Data items:

[Start]

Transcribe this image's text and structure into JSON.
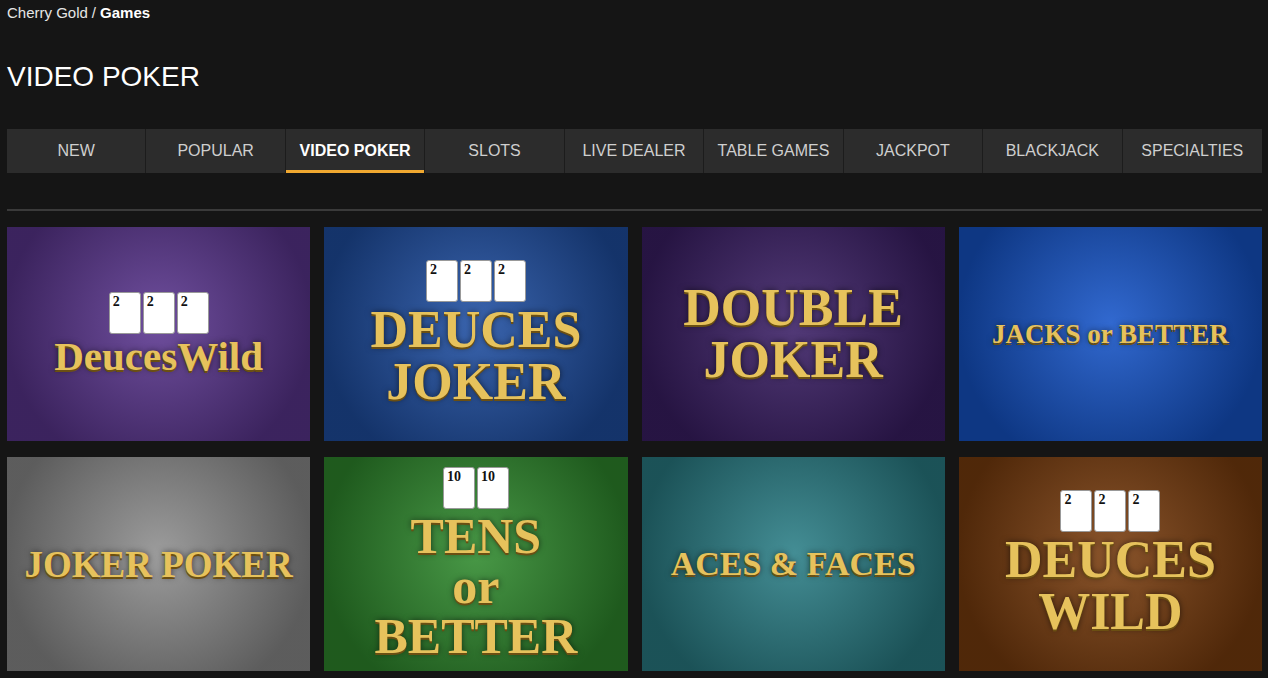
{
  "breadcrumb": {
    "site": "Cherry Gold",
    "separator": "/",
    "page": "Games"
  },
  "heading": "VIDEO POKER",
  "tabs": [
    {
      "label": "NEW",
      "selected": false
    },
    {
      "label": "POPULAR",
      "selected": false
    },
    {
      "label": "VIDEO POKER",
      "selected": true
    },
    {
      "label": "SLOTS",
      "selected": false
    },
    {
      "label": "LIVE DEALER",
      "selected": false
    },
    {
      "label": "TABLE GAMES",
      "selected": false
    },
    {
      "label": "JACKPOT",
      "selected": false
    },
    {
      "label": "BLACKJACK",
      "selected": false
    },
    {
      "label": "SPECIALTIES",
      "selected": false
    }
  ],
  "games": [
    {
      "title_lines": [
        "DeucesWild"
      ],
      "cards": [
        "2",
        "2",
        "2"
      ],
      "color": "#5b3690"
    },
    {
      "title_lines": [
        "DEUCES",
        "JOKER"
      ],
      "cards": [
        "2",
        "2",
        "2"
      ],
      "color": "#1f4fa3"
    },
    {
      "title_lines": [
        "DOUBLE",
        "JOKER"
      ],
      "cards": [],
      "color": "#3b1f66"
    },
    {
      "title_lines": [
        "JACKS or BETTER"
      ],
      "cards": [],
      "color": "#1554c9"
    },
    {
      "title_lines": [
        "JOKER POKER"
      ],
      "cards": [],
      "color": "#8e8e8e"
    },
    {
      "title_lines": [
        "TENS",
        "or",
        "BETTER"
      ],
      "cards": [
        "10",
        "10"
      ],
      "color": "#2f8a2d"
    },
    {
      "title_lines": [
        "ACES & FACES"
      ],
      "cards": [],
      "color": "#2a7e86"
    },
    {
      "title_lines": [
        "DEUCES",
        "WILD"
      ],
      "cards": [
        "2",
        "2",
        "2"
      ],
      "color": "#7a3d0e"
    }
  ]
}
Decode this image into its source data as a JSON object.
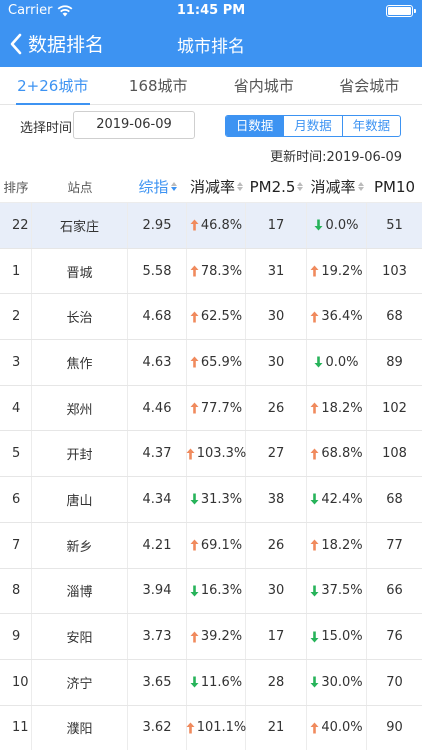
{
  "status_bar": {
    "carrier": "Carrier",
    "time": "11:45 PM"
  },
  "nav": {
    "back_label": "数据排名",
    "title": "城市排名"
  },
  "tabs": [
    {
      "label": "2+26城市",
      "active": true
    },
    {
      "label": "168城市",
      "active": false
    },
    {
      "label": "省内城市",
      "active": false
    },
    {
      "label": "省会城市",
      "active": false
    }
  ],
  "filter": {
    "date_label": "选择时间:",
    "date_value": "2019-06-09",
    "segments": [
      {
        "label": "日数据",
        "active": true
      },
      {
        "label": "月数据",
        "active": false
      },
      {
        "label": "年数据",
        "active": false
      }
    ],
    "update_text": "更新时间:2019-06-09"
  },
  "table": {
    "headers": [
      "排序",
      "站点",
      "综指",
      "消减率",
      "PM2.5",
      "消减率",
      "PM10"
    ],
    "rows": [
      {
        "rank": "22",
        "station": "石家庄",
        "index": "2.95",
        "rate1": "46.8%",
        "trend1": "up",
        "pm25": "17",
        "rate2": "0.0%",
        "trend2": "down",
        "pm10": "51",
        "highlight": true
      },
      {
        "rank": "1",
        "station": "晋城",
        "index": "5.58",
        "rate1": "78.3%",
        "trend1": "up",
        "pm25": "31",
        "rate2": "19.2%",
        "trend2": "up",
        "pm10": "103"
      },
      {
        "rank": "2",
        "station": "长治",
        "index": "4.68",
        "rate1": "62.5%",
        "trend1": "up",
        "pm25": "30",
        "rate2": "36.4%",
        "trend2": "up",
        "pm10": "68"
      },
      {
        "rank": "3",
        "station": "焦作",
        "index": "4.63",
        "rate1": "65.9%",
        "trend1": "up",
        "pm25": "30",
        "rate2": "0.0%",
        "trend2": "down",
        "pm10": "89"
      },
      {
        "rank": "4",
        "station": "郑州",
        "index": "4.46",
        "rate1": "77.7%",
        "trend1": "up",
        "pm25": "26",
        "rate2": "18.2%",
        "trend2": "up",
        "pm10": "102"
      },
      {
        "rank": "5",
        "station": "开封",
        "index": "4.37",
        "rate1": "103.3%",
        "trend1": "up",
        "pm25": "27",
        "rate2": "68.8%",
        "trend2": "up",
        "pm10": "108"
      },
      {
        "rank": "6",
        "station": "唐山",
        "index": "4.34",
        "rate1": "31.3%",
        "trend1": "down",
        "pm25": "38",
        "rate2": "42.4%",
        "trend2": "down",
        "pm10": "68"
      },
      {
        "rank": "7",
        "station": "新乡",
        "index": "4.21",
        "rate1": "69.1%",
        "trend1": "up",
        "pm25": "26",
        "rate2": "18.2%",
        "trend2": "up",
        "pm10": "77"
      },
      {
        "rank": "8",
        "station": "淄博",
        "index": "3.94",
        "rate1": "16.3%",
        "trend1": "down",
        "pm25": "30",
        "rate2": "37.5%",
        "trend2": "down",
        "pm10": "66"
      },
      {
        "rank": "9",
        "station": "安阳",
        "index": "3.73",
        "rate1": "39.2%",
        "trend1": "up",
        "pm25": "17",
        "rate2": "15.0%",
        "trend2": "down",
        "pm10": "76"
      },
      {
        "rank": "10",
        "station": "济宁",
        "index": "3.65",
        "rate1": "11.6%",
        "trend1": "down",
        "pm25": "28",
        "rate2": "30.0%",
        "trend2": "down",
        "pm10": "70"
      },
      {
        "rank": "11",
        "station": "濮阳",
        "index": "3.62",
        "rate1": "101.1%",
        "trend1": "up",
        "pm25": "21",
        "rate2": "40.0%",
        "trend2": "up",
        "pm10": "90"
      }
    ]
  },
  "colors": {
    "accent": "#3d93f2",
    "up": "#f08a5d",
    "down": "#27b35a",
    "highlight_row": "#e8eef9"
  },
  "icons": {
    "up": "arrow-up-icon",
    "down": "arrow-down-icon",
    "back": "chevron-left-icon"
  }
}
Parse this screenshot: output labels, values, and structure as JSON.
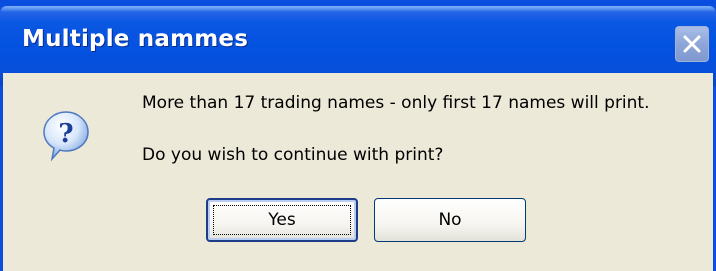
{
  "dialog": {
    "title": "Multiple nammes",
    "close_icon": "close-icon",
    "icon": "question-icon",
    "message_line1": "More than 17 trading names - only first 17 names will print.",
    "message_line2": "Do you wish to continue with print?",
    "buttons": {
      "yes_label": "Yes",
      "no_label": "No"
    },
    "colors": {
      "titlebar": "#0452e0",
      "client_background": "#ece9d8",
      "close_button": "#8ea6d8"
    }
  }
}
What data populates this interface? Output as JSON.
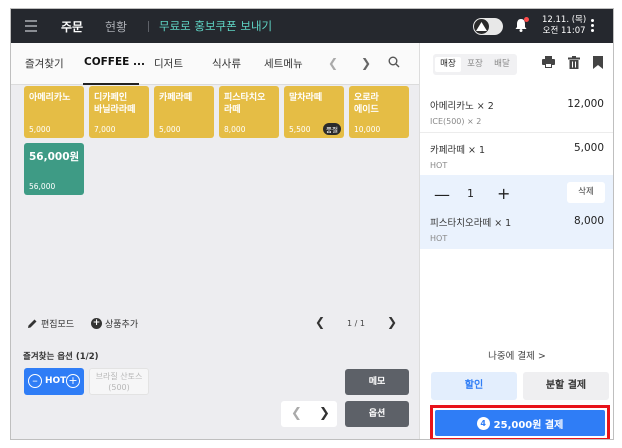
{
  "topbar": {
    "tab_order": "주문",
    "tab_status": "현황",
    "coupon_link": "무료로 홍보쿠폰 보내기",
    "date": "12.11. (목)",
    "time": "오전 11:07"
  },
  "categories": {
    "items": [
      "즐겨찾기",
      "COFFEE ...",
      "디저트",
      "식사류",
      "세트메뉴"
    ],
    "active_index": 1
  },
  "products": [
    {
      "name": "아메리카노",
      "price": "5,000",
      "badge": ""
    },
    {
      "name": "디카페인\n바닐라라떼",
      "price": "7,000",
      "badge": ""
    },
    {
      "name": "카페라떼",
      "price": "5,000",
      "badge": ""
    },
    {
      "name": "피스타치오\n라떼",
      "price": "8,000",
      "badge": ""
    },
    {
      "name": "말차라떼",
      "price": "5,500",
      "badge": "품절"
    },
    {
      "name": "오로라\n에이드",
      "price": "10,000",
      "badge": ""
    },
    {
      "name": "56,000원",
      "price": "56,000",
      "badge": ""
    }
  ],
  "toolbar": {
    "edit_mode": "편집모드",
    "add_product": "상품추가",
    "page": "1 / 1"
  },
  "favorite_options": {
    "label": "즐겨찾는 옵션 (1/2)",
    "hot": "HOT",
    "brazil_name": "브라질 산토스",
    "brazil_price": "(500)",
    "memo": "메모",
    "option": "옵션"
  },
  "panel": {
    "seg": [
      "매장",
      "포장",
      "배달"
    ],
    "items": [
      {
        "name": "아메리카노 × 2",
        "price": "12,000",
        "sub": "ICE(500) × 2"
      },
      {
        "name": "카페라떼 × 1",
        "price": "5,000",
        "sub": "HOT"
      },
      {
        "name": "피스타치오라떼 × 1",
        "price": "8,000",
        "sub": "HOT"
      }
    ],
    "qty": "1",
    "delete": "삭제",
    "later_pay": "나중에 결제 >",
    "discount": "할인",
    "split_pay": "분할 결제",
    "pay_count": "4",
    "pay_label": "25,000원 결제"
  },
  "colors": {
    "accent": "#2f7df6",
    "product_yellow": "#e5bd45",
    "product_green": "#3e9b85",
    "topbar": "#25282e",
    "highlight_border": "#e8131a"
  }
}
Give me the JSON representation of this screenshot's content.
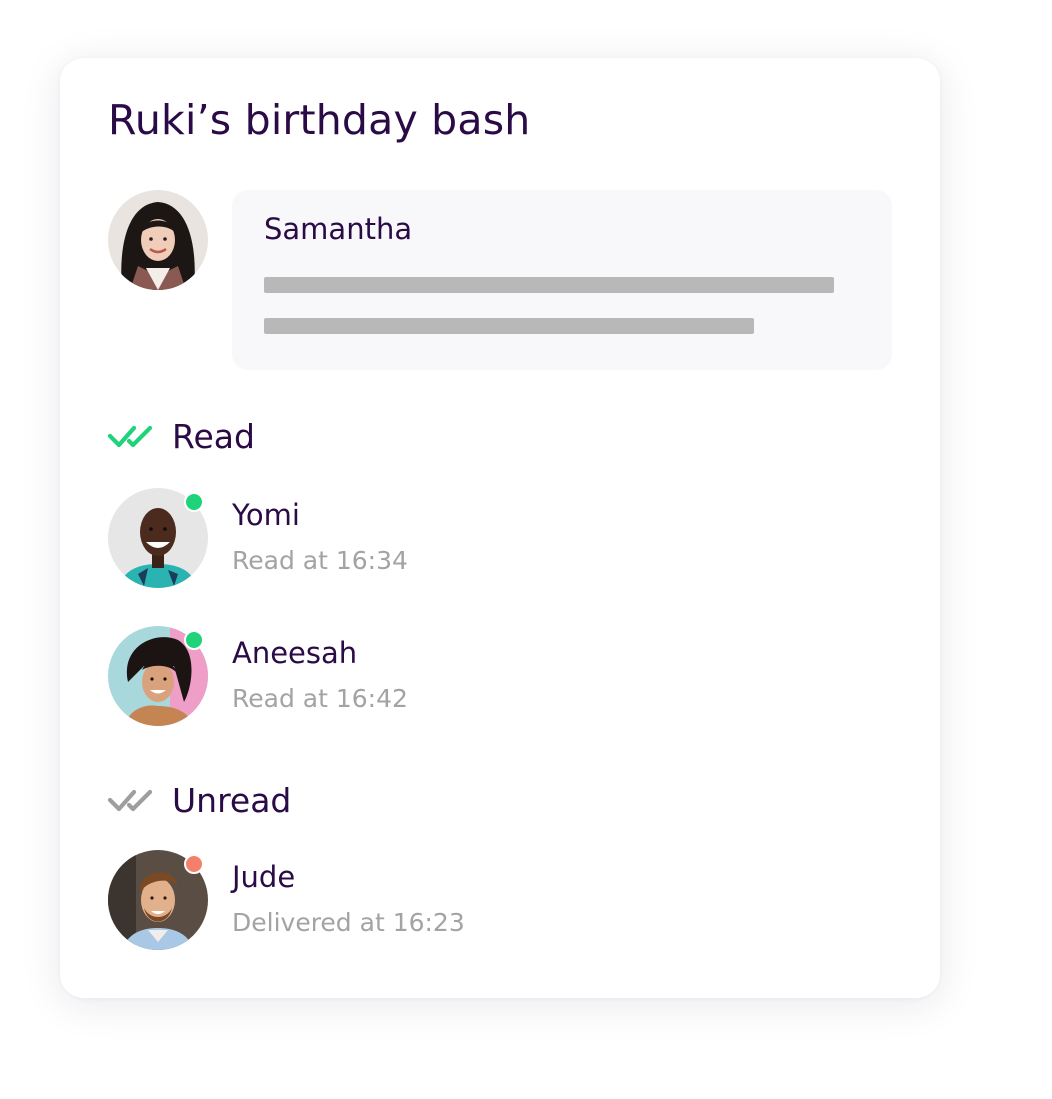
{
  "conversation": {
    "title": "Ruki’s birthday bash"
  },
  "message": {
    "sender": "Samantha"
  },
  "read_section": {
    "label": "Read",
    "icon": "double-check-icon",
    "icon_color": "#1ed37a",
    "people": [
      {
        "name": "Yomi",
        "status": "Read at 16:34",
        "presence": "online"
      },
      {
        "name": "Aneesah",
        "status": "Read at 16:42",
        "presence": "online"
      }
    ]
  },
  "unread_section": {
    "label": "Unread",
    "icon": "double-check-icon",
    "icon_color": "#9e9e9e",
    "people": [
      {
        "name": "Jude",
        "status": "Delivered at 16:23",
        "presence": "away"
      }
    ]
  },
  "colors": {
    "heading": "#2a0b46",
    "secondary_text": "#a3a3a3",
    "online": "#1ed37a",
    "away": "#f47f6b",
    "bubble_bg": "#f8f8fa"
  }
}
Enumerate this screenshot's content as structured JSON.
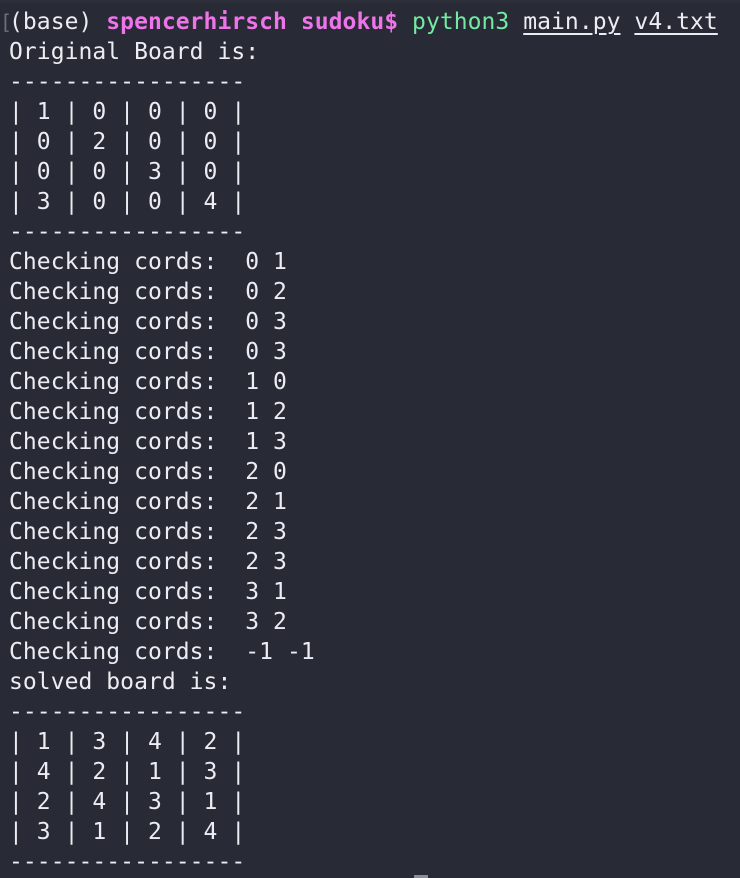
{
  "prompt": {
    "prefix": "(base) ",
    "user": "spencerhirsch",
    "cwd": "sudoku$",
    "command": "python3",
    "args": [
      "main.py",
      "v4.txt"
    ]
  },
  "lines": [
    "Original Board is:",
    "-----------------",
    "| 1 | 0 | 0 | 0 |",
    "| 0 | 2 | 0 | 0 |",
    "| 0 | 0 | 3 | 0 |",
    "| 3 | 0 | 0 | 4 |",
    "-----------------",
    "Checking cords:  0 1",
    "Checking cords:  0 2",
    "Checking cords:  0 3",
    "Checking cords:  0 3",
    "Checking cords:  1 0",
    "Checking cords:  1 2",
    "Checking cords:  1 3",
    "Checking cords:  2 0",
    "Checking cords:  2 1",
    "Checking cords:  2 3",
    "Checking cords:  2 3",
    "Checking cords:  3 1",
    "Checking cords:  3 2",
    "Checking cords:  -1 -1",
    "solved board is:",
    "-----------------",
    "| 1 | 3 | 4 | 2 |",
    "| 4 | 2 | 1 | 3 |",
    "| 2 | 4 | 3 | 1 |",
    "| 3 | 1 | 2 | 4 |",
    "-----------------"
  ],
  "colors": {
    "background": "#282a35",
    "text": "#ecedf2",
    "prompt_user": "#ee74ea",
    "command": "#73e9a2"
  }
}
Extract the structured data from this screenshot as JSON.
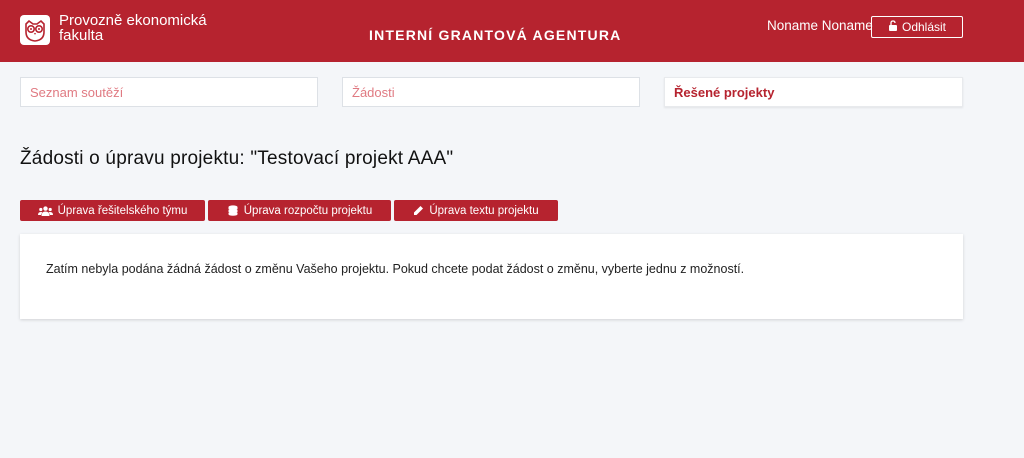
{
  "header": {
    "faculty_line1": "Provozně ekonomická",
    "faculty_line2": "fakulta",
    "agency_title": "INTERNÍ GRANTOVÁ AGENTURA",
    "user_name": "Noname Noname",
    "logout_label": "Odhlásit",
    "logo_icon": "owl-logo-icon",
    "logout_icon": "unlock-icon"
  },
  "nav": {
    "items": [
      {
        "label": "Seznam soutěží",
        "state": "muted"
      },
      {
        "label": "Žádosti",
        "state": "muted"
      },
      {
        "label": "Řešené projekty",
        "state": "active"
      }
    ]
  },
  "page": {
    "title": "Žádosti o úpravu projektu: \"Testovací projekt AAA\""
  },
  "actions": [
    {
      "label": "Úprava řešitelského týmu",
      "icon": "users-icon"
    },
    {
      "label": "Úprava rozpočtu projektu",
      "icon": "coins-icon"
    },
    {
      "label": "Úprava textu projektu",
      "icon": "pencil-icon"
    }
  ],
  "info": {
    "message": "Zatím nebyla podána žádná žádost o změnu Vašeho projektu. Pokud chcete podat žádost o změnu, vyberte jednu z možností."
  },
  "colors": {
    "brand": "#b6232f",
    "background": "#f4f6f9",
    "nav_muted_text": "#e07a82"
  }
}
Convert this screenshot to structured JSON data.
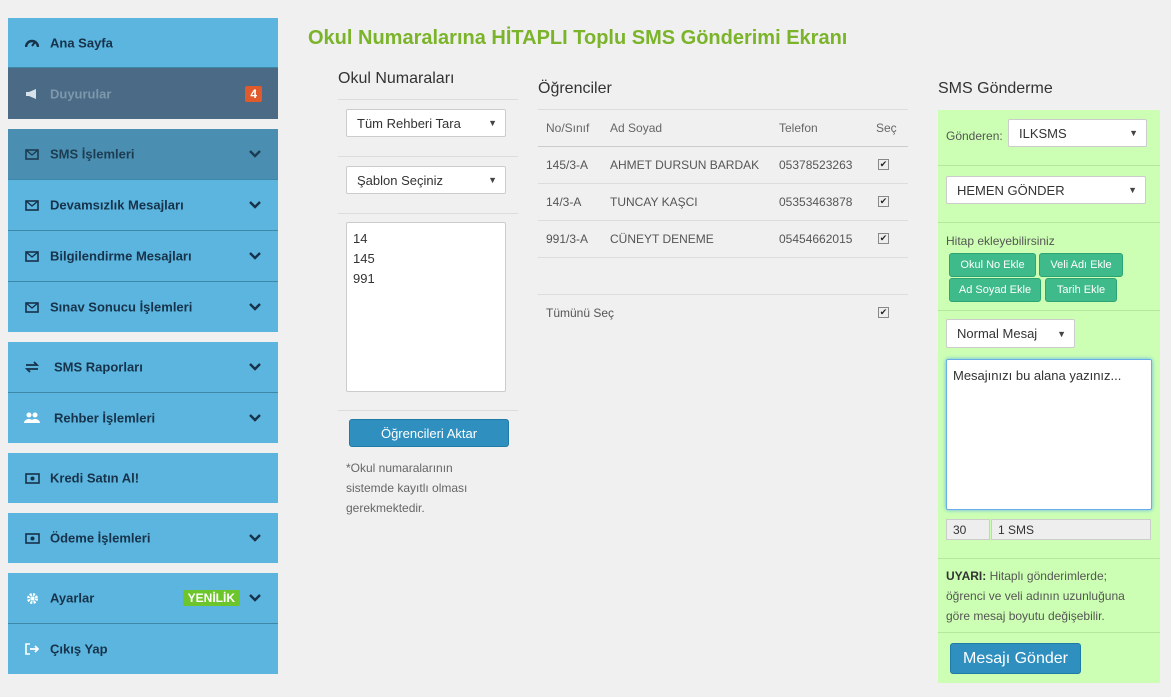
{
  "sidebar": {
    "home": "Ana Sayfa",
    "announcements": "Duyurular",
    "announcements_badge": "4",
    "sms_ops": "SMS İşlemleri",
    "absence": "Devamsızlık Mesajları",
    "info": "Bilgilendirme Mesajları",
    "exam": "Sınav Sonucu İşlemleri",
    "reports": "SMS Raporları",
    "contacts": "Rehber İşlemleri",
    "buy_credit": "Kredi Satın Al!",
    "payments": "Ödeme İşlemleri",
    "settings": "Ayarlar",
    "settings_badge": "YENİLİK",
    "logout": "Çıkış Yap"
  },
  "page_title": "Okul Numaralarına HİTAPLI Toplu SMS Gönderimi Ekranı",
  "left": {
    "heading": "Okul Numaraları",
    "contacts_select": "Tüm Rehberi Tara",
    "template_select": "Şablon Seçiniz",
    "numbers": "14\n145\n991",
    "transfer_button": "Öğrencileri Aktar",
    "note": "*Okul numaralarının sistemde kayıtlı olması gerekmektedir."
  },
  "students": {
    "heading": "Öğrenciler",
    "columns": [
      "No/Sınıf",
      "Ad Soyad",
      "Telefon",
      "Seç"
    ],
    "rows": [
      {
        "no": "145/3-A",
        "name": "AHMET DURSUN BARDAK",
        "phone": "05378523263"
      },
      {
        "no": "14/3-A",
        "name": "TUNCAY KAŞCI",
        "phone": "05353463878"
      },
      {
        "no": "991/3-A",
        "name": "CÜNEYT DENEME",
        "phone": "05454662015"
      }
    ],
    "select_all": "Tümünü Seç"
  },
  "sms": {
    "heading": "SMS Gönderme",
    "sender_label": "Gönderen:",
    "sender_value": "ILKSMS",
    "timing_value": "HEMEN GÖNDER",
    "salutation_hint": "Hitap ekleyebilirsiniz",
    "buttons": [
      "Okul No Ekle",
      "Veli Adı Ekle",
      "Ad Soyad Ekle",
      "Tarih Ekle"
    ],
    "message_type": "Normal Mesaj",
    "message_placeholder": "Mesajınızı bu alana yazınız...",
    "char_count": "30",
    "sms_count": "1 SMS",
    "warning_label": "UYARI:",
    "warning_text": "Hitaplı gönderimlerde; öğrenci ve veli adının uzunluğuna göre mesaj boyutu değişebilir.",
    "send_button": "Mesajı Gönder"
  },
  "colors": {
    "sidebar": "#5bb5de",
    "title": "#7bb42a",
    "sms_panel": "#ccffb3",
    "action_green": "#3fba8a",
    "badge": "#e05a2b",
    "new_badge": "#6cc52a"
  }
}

[End]

Requirement:
Count how many lines in the data above hold the string "screenshot", and give the number with no other words.

Complete output:
5